| YOUR TASK |
State how many lines in the entries below contain "السؤال". Write nothing but the number.
--- start ITEMS ---
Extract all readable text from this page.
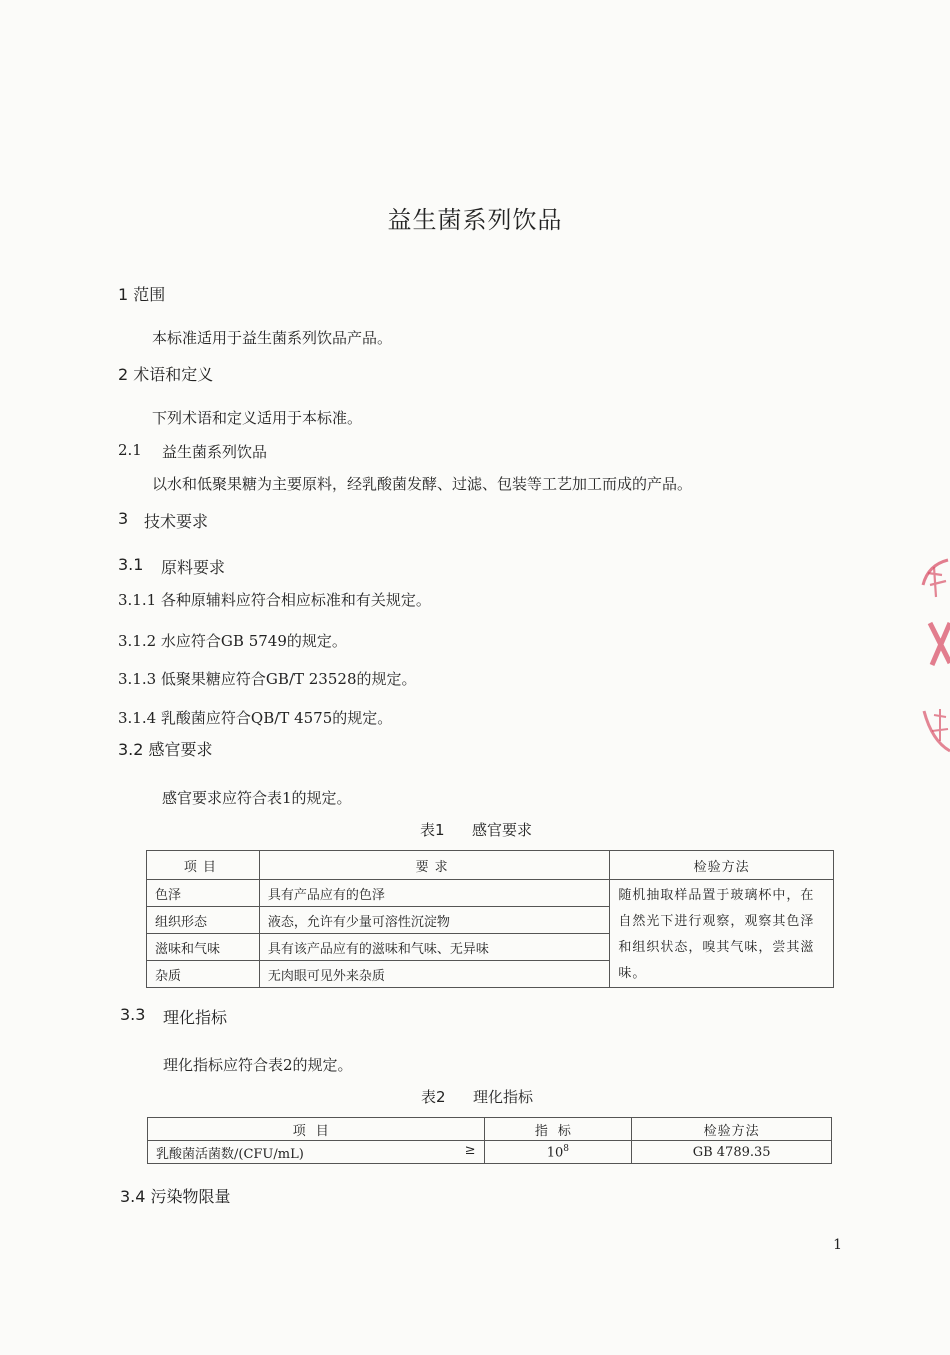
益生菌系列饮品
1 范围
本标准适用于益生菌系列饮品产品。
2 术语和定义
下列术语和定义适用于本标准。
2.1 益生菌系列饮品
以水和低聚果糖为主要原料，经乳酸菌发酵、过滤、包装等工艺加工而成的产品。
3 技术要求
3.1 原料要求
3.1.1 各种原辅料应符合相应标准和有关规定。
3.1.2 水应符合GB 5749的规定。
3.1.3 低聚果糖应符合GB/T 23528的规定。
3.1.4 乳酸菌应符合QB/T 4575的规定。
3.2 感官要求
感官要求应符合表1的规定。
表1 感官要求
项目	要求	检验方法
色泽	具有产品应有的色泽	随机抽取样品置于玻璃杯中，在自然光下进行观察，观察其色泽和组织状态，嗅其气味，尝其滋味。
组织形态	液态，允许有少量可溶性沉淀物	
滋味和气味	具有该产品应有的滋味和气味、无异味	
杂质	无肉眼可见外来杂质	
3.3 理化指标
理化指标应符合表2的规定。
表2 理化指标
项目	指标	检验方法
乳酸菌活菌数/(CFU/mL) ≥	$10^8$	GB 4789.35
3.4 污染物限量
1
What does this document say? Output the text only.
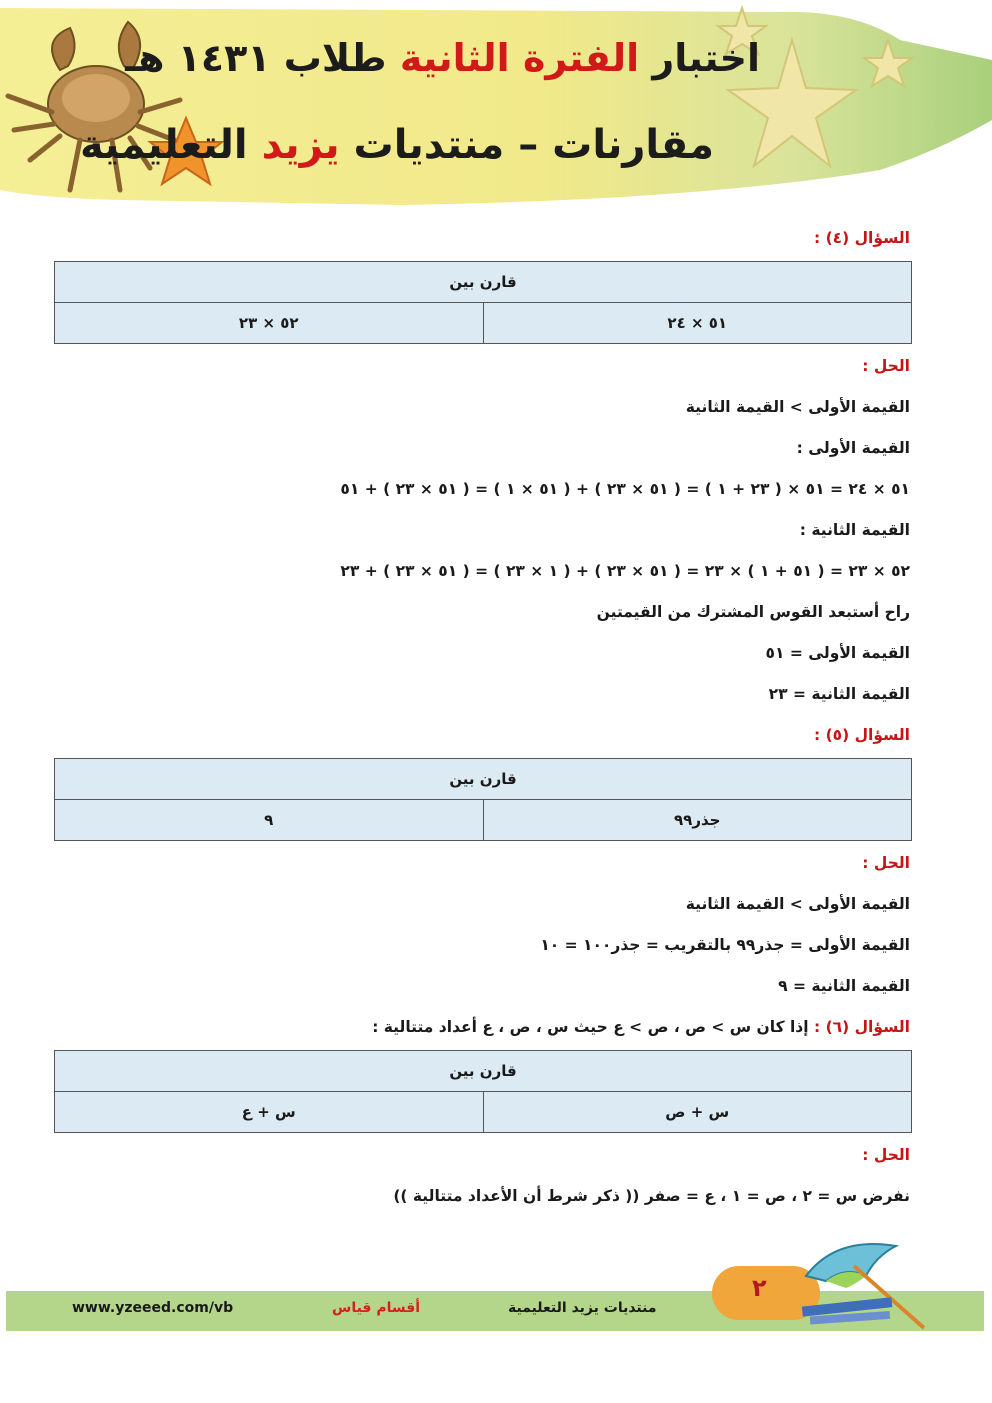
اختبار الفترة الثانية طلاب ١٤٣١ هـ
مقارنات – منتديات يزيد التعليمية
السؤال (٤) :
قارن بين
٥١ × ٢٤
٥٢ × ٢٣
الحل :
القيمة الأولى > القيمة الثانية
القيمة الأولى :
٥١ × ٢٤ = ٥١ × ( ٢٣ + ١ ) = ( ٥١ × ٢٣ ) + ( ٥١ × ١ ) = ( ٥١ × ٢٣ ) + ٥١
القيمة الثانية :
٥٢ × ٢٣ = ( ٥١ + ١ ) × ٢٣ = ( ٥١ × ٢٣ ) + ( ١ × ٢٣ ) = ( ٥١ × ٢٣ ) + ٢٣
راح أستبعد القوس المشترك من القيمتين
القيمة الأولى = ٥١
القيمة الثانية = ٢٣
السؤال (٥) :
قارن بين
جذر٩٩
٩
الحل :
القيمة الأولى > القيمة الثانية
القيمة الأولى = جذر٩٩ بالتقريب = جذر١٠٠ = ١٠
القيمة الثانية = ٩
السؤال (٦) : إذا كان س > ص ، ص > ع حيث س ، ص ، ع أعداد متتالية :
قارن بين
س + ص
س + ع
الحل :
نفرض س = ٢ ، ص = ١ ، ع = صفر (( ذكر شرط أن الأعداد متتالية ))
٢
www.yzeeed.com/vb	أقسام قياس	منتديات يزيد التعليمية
--- end ITEMS ---
| WRITTEN RESPONSE |
3